• [SOAL LATIHAN]:
1. Dalam tulisan tentang kerja di rumah, mengapa banyak orang senang bekerja sampai malam?
2. Salin ulang bagian tulisan tentang kerja di rumah, mulai pada kata-kata "Demikian pertanyaan yang" dan berhenti setelah "supaya memperoleh lembur.".
3. Apa saja alasan yang disebutkan tulisan tentang kerja di rumah mengenai mengapa tatap muka sangat diperlukan?
+++ KUTIPAN
Friday, March 26, 2010

Kerja di rumah ?

. Friday, March 26, 2010
0 comments

Mungkin anak saya heran melihat Bapaknya suka ngantor agak siang, atau selama di rumah masih suka 'mainin lap top', bahkan kadang sampai larut malam di rumah juga masih bekerja.

“Bapak sekarang koq suka berangkat siang sih ?”

“Bapak ngapain sih ?”

“Bapak lagi kerja dik!”

“Bapak malam-malam koq kerja sih, di kantor kerja, di rumah juga kerja…..”

Demikian pertanyaan yang diajukan oleh anak saya yang paling bungsu suatu hari ketika melihat Bapak nya berangkat kerja agak siang, atau ketika di malam hari masih menghadapi lap top di rumah.

Bagi kebanyakan orang, kerja adalah di kantor. Datang pagi atau bila perlu pulang malam. Itu adalah karyawan teladan (menurut versi orang kebanyakan), padahal di kantor banyak waktu yang digunakan untuk mengobrol sehingga malah tidak produktif. Banyak yang tidak memanfaatkan kantor dengan maksimal. Mereka senang bekerja sampai malam karena memperoleh lembur. Bahkan sengaja memperlambat pekerjaan, sengaja pulang malam supaya memperoleh lembur.

Kantor memang masih tetap diperlukan untuk mendiskusi dan mengkoordinasikan tugas atau hal-hal khusus yang memerlukan tatap muka. Bahkan tatap muka sangat diperlukan karena komunikasi lebih intensif, sosialisasi menjadi lebih mudah, dan menjadi lebih akrab.

Namun beda dengan karyawan telatan (e..eh, maksudnya telat ke kantor), bisa jadi lebih produktif karena pagi-pagi menyelesaikan pekerjaannya di rumah. Waktu bagi mereka sangat bernilai sehingga benar-benar memanfaatkannya untuk bekerja. Bisa pulang cepat karena memang pekerjaannya sudah selesai karena mereka menggunakan waktu kerja di kantor dengan efektif.
++++++
+++ DATA TERSEDIA
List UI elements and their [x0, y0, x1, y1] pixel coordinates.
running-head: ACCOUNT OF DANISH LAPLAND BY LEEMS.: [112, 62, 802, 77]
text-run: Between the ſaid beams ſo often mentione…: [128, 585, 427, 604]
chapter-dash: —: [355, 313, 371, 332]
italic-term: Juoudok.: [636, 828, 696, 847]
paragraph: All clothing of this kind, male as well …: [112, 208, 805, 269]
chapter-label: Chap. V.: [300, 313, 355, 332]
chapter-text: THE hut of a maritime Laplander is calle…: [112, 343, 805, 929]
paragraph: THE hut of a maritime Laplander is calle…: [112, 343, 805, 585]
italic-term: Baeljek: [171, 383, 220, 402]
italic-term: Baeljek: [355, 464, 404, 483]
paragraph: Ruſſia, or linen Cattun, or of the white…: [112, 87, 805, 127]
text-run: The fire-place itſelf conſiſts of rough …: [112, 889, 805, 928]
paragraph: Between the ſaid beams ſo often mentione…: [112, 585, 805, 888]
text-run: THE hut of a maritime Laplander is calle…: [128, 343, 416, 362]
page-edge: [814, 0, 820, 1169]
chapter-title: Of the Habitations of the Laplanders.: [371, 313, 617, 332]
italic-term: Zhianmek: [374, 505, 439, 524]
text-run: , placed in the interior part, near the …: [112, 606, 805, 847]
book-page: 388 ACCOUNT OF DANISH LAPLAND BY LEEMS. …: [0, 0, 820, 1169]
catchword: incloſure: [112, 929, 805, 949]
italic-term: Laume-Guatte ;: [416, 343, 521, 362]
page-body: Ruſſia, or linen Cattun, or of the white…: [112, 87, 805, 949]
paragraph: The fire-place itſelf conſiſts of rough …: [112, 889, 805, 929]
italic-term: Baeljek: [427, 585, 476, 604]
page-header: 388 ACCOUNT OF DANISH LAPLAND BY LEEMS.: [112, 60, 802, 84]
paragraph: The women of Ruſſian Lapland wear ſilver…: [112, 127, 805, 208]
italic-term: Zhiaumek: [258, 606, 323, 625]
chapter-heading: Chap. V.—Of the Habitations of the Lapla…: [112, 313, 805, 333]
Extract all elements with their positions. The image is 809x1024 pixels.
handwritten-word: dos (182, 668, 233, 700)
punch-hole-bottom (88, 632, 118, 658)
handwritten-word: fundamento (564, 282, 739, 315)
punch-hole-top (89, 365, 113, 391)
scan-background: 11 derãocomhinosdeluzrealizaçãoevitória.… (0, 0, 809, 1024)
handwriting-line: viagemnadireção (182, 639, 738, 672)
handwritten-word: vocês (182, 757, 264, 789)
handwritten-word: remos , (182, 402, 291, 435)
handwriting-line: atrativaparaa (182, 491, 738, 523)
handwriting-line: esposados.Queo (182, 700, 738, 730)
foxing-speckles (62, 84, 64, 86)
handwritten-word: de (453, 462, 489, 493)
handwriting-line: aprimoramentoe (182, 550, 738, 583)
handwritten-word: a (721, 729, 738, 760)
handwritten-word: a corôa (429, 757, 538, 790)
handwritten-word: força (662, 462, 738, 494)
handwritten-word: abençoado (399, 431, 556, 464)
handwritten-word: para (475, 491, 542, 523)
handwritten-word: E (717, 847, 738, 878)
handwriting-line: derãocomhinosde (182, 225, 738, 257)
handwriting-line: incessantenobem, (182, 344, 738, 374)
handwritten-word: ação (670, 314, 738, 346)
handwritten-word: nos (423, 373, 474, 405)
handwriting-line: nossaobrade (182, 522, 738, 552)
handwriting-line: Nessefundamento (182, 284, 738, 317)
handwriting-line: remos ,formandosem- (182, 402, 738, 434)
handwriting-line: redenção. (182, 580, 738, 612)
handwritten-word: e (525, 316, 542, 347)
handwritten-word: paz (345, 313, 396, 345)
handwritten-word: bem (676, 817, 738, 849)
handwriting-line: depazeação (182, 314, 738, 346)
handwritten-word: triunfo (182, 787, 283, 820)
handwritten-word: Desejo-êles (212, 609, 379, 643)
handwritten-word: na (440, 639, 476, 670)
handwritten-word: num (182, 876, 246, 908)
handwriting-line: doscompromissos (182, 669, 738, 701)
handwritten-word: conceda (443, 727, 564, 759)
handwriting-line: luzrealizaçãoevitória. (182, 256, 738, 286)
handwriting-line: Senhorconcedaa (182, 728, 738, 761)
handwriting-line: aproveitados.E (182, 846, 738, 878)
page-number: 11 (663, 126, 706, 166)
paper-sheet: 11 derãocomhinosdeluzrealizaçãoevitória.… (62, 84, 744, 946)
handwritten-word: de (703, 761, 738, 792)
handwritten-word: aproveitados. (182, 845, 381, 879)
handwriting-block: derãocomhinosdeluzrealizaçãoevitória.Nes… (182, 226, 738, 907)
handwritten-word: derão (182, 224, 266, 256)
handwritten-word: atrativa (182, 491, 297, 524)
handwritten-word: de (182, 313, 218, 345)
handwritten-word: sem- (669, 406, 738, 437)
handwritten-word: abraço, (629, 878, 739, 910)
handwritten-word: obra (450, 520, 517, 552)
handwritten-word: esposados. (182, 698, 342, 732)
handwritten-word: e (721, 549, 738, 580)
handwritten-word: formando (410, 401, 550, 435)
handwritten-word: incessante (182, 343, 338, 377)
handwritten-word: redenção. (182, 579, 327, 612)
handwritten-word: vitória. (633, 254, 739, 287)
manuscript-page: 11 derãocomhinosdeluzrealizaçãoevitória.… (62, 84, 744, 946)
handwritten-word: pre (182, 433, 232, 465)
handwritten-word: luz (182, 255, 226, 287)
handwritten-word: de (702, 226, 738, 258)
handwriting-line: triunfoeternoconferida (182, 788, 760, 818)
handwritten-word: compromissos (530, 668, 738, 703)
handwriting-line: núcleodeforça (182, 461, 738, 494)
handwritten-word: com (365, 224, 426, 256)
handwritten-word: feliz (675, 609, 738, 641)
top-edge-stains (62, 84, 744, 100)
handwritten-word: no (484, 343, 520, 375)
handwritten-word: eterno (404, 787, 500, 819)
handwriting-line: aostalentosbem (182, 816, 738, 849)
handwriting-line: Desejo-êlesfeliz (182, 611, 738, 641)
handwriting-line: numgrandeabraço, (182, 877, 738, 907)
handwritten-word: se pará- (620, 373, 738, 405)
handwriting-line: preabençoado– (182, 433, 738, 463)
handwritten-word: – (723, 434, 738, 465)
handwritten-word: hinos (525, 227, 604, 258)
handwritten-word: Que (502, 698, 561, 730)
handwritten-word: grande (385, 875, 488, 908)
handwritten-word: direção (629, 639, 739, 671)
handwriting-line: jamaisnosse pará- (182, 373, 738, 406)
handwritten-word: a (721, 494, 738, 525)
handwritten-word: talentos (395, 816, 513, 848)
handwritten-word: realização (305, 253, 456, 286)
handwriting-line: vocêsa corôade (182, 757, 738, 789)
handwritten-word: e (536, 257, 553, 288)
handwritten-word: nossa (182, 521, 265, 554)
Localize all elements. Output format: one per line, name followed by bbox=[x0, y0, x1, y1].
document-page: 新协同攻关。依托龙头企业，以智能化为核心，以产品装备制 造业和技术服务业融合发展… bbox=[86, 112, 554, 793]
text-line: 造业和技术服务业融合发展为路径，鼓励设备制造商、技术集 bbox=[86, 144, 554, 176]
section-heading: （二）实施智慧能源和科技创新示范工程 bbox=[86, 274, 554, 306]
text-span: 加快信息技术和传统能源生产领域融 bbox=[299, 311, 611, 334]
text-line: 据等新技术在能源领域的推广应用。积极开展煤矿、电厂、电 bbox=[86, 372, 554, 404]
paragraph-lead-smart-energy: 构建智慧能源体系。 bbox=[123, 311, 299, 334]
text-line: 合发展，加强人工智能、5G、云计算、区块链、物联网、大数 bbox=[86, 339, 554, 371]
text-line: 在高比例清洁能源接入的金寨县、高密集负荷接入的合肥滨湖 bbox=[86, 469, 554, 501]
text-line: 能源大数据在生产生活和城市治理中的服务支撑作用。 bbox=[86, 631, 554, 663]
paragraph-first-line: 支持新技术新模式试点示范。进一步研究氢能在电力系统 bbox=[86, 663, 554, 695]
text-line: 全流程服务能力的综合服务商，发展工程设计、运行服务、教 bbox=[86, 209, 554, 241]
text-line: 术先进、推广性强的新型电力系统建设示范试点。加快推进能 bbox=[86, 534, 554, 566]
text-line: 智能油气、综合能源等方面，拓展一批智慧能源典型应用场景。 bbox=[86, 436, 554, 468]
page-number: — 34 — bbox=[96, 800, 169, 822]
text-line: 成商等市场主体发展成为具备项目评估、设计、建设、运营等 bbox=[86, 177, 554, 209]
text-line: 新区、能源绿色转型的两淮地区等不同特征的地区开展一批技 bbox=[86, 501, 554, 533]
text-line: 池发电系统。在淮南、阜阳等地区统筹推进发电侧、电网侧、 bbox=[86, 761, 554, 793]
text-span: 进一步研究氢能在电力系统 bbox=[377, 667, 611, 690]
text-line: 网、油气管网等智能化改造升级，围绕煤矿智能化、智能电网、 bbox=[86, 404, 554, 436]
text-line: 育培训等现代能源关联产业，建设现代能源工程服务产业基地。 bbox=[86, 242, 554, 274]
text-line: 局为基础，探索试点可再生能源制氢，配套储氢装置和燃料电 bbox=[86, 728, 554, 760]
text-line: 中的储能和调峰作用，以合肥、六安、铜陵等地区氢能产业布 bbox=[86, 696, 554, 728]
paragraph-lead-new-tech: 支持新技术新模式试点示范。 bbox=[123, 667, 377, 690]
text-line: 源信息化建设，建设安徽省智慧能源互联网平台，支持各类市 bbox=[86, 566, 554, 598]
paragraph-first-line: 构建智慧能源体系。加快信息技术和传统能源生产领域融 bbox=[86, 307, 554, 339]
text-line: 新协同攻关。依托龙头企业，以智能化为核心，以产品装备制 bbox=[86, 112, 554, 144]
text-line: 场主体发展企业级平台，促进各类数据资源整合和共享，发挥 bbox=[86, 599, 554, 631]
++++++
• [JAWABAN PER SOAL]:
1. Karena mereka memperoleh lembur.

2.
Demikian pertanyaan yang diajukan oleh anak saya yang paling bungsu suatu hari ketika melihat Bapak nya berangkat kerja agak siang, atau ketika di malam hari masih menghadapi lap top di rumah.

Bagi kebanyakan orang, kerja adalah di kantor. Datang pagi atau bila perlu pulang malam. Itu adalah karyawan teladan (menurut versi orang kebanyakan), padahal di kantor banyak waktu yang digunakan untuk mengobrol sehingga malah tidak produktif. Banyak yang tidak memanfaatkan kantor dengan maksimal. Mereka senang bekerja sampai malam karena memperoleh lembur. Bahkan sengaja memperlambat pekerjaan, sengaja pulang malam supaya memperoleh lembur.

3.
- Komunikasi lebih intensif
- Sosialisasi menjadi lebih mudah
- Menjadi lebih akrab